| Exercise materials |
↓
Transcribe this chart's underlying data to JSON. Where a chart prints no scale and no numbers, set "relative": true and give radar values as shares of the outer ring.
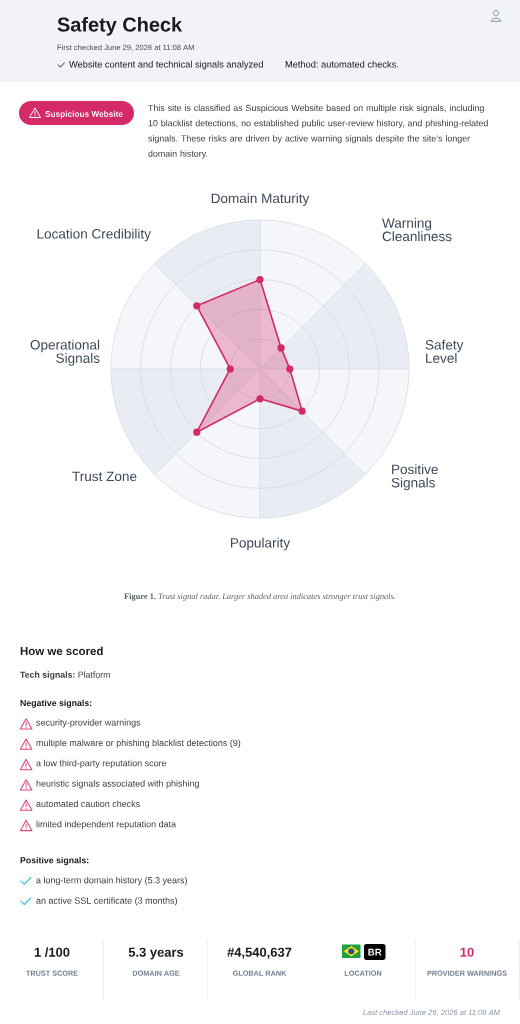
{
  "chart_data": {
    "type": "radar",
    "title": "Safety Check",
    "subtitle": "First checked June 29, 2026 at 11:08 AM",
    "categories": [
      "Domain Maturity",
      "Warning Cleanliness",
      "Safety Level",
      "Positive Signals",
      "Popularity",
      "Trust Zone",
      "Operational Signals",
      "Location Credibility"
    ],
    "series": [
      {
        "color": "#d42a67",
        "values": [
          0.6,
          0.2,
          0.2,
          0.4,
          0.2,
          0.6,
          0.2,
          0.6
        ]
      }
    ],
    "relative": true,
    "marker": "circle",
    "grid": true,
    "annotations": [
      "Website content and technical signals analyzed",
      "Method: automated checks.",
      "Suspicious Website",
      "This site is classified as Suspicious Website based on multiple risk signals, including 10 blacklist detections, no established public user-review history, and phishing-related signals. These risks are driven by active warning signals despite the site’s longer domain history.",
      "**Figure 1.** *Trust signal radar. Larger shaded area indicates stronger trust signals.*",
      "How we scored",
      "**Tech signals:** Platform",
      "Negative signals:",
      "security-provider warnings",
      "multiple malware or phishing blacklist detections (9)",
      "a low third-party reputation score",
      "heuristic signals associated with phishing",
      "automated caution checks",
      "limited independent reputation data",
      "Positive signals:",
      "a long-term domain history (5.3 years)",
      "an active SSL certificate (3 months)",
      "1 /100",
      "TRUST SCORE",
      "5.3 years",
      "DOMAIN AGE",
      "#4,540,637",
      "GLOBAL RANK",
      "BR",
      "LOCATION",
      "10",
      "PROVIDER WARNINGS",
      "Last checked June 29, 2026 at 11:08 AM"
    ]
  }
}
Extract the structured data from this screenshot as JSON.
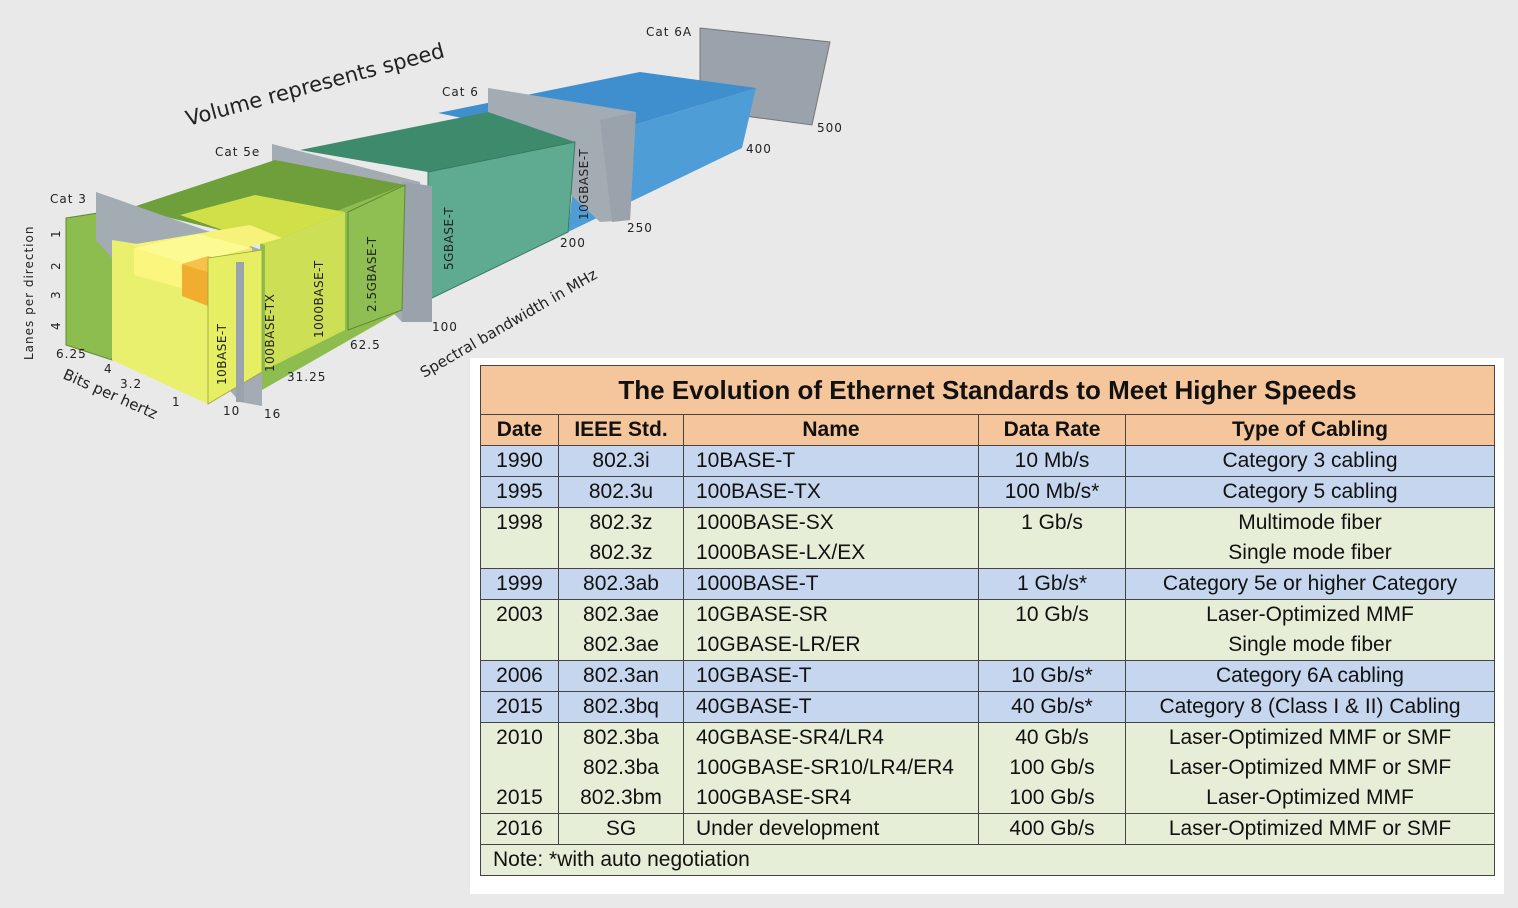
{
  "diagram": {
    "title": "Volume represents speed",
    "y_axis_label": "Lanes per direction",
    "y_ticks": [
      "1",
      "2",
      "3",
      "4"
    ],
    "bits_axis_label": "Bits per hertz",
    "bits_ticks": [
      "6.25",
      "4",
      "3.2",
      "1"
    ],
    "freq_axis_label": "Spectral bandwidth in MHz",
    "freq_ticks": [
      "10",
      "16",
      "31.25",
      "62.5",
      "100",
      "200",
      "250",
      "400",
      "500"
    ],
    "categories": [
      "Cat 3",
      "Cat 5e",
      "Cat 6",
      "Cat 6A"
    ],
    "box_labels": [
      "10BASE-T",
      "100BASE-TX",
      "1000BASE-T",
      "2.5GBASE-T",
      "5GBASE-T",
      "10GBASE-T"
    ],
    "colors": {
      "yellow": "#e7ef6a",
      "lime": "#a8cc4f",
      "green": "#7bb148",
      "teal": "#4e9e84",
      "blue": "#4b98cf",
      "gray": "#9aa3ab",
      "orange": "#f1b23b"
    }
  },
  "table": {
    "title": "The Evolution of Ethernet Standards to Meet Higher Speeds",
    "headers": [
      "Date",
      "IEEE Std.",
      "Name",
      "Data Rate",
      "Type of Cabling"
    ],
    "rows": [
      {
        "date": "1990",
        "std": "802.3i",
        "name": "10BASE-T",
        "rate": "10 Mb/s",
        "cabling": "Category 3 cabling"
      },
      {
        "date": "1995",
        "std": "802.3u",
        "name": "100BASE-TX",
        "rate": "100 Mb/s*",
        "cabling": "Category 5 cabling"
      },
      {
        "date": "1998",
        "std": "802.3z",
        "name": "1000BASE-SX",
        "rate": "1 Gb/s",
        "cabling": "Multimode fiber",
        "std2": "802.3z",
        "name2": "1000BASE-LX/EX",
        "cabling2": "Single mode fiber"
      },
      {
        "date": "1999",
        "std": "802.3ab",
        "name": "1000BASE-T",
        "rate": "1 Gb/s*",
        "cabling": "Category 5e or higher Category"
      },
      {
        "date": "2003",
        "std": "802.3ae",
        "name": "10GBASE-SR",
        "rate": "10 Gb/s",
        "cabling": "Laser-Optimized MMF",
        "std2": "802.3ae",
        "name2": "10GBASE-LR/ER",
        "cabling2": "Single mode fiber"
      },
      {
        "date": "2006",
        "std": "802.3an",
        "name": "10GBASE-T",
        "rate": "10 Gb/s*",
        "cabling": "Category 6A cabling"
      },
      {
        "date": "2015",
        "std": "802.3bq",
        "name": "40GBASE-T",
        "rate": "40 Gb/s*",
        "cabling": "Category 8 (Class I & II) Cabling"
      },
      {
        "date": "2010",
        "std": "802.3ba",
        "name": "40GBASE-SR4/LR4",
        "rate": "40 Gb/s",
        "cabling": "Laser-Optimized MMF or SMF",
        "std2": "802.3ba",
        "name2": "100GBASE-SR10/LR4/ER4",
        "rate2": "100 Gb/s",
        "cabling2": "Laser-Optimized MMF or SMF",
        "date3": "2015",
        "std3": "802.3bm",
        "name3": "100GBASE-SR4",
        "rate3": "100 Gb/s",
        "cabling3": "Laser-Optimized MMF"
      },
      {
        "date": "2016",
        "std": "SG",
        "name": "Under development",
        "rate": "400 Gb/s",
        "cabling": "Laser-Optimized MMF or SMF"
      }
    ],
    "note": "Note:  *with auto negotiation"
  }
}
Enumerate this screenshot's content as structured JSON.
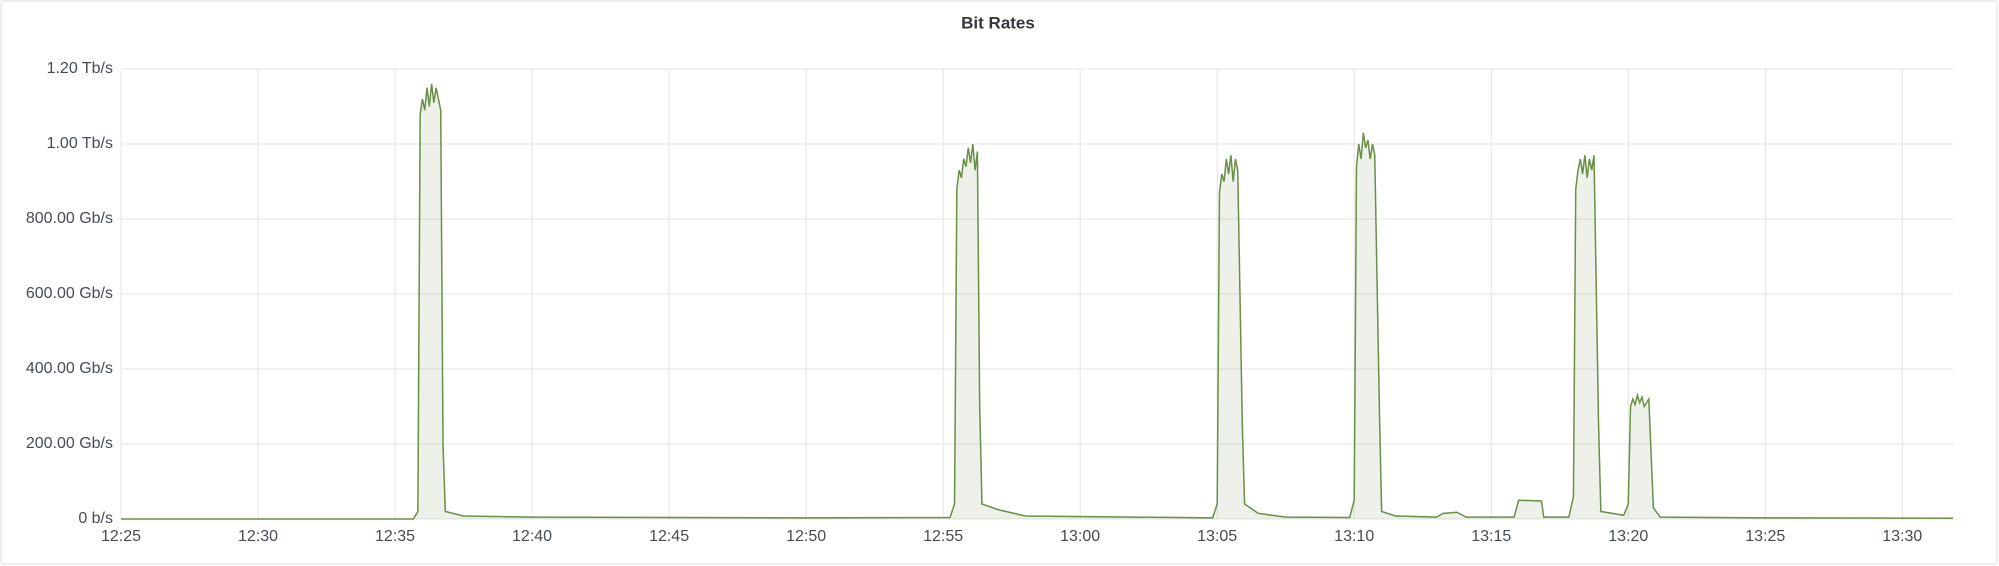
{
  "chart_data": {
    "type": "area",
    "title": "Bit Rates",
    "color": "#6a8f47",
    "x": [
      "12:25:00",
      "12:35:40",
      "12:35:50",
      "12:35:55",
      "12:36:00",
      "12:36:05",
      "12:36:10",
      "12:36:15",
      "12:36:20",
      "12:36:25",
      "12:36:30",
      "12:36:35",
      "12:36:40",
      "12:36:45",
      "12:36:50",
      "12:37:30",
      "12:40:00",
      "12:50:00",
      "12:55:15",
      "12:55:25",
      "12:55:30",
      "12:55:35",
      "12:55:40",
      "12:55:45",
      "12:55:50",
      "12:55:55",
      "12:56:00",
      "12:56:05",
      "12:56:10",
      "12:56:15",
      "12:56:20",
      "12:56:25",
      "12:57:00",
      "12:58:00",
      "13:04:50",
      "13:05:00",
      "13:05:05",
      "13:05:10",
      "13:05:15",
      "13:05:20",
      "13:05:25",
      "13:05:30",
      "13:05:35",
      "13:05:40",
      "13:05:45",
      "13:05:55",
      "13:06:00",
      "13:06:30",
      "13:07:30",
      "13:09:50",
      "13:10:00",
      "13:10:05",
      "13:10:10",
      "13:10:15",
      "13:10:20",
      "13:10:25",
      "13:10:30",
      "13:10:35",
      "13:10:40",
      "13:10:45",
      "13:10:55",
      "13:11:00",
      "13:11:30",
      "13:13:00",
      "13:13:15",
      "13:13:45",
      "13:14:05",
      "13:15:50",
      "13:16:00",
      "13:16:50",
      "13:16:55",
      "13:17:50",
      "13:18:00",
      "13:18:05",
      "13:18:10",
      "13:18:15",
      "13:18:20",
      "13:18:25",
      "13:18:30",
      "13:18:35",
      "13:18:40",
      "13:18:45",
      "13:18:55",
      "13:19:00",
      "13:19:50",
      "13:20:00",
      "13:20:05",
      "13:20:10",
      "13:20:15",
      "13:20:20",
      "13:20:25",
      "13:20:30",
      "13:20:35",
      "13:20:45",
      "13:20:55",
      "13:21:10",
      "13:25:00",
      "13:31:51"
    ],
    "values": [
      0,
      0,
      20,
      1080,
      1120,
      1090,
      1150,
      1100,
      1160,
      1110,
      1150,
      1120,
      1090,
      200,
      20,
      8,
      5,
      3,
      4,
      40,
      880,
      930,
      910,
      960,
      940,
      990,
      950,
      1000,
      930,
      980,
      300,
      40,
      25,
      8,
      3,
      40,
      870,
      920,
      900,
      960,
      920,
      970,
      900,
      960,
      930,
      250,
      40,
      15,
      5,
      4,
      50,
      940,
      1000,
      960,
      1030,
      990,
      1010,
      960,
      1000,
      970,
      300,
      20,
      8,
      5,
      15,
      18,
      5,
      5,
      50,
      48,
      5,
      5,
      60,
      880,
      930,
      960,
      920,
      970,
      910,
      960,
      930,
      970,
      250,
      20,
      10,
      40,
      300,
      320,
      305,
      330,
      310,
      325,
      300,
      320,
      30,
      5,
      3,
      2
    ],
    "xlim": [
      "12:25:00",
      "13:31:51"
    ],
    "xticks": [
      "12:25",
      "12:30",
      "12:35",
      "12:40",
      "12:45",
      "12:50",
      "12:55",
      "13:00",
      "13:05",
      "13:10",
      "13:15",
      "13:20",
      "13:25",
      "13:30"
    ],
    "ylim": [
      0,
      1200
    ],
    "yticks": [
      {
        "value": 0,
        "label": "0 b/s"
      },
      {
        "value": 200,
        "label": "200.00 Gb/s"
      },
      {
        "value": 400,
        "label": "400.00 Gb/s"
      },
      {
        "value": 600,
        "label": "600.00 Gb/s"
      },
      {
        "value": 800,
        "label": "800.00 Gb/s"
      },
      {
        "value": 1000,
        "label": "1.00 Tb/s"
      },
      {
        "value": 1200,
        "label": "1.20 Tb/s"
      }
    ],
    "grid": true
  }
}
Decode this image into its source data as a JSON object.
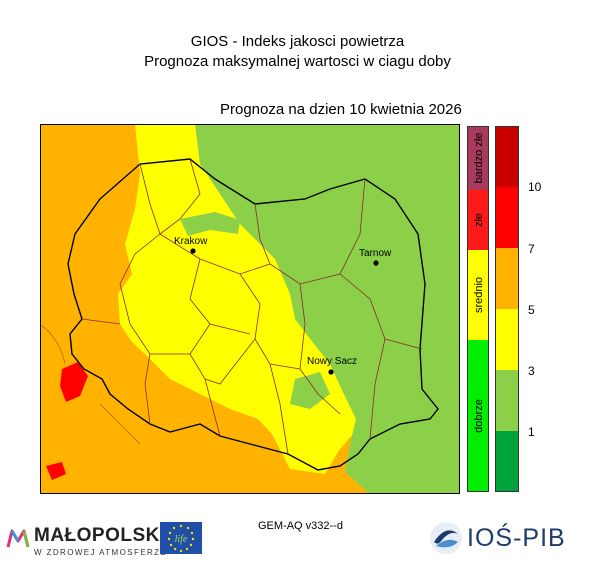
{
  "header": {
    "title_line1": "GIOS - Indeks jakosci powietrza",
    "title_line2": "Prognoza maksymalnej wartosci w ciagu doby",
    "forecast_label": "Prognoza na dzien  10 kwietnia 2026"
  },
  "map": {
    "cities": [
      {
        "name": "Krakow"
      },
      {
        "name": "Tarnow"
      },
      {
        "name": "Nowy Sacz"
      }
    ]
  },
  "legend": {
    "categories": [
      {
        "label": "bardzo złe",
        "color": "#a83a5e"
      },
      {
        "label": "złe",
        "color": "#ff1a1a"
      },
      {
        "label": "srednio",
        "color": "#ffff00"
      },
      {
        "label": "dobrze",
        "color": "#00ee00"
      }
    ],
    "scale_colors": [
      "#c80000",
      "#ff0000",
      "#ffb300",
      "#ffff00",
      "#8cd04a",
      "#00a23a"
    ],
    "ticks": [
      "10",
      "7",
      "5",
      "3",
      "1"
    ]
  },
  "footer": {
    "model_label": "GEM-AQ v332--d",
    "logo_malopolska_main": "MAŁOPOLSKA",
    "logo_malopolska_sub": "W ZDROWEJ ATMOSFERZE",
    "logo_life": "life",
    "logo_ios": "IOŚ-PIB"
  }
}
↑
| Work required |
Extract, from the material above, each line holding the word "Prognoza".

| Task answer |
    "title_line2": "Prognoza maksymalnej wartosci w ciagu doby",
    "forecast_label": "Prognoza na dzien  10 kwietnia 2026"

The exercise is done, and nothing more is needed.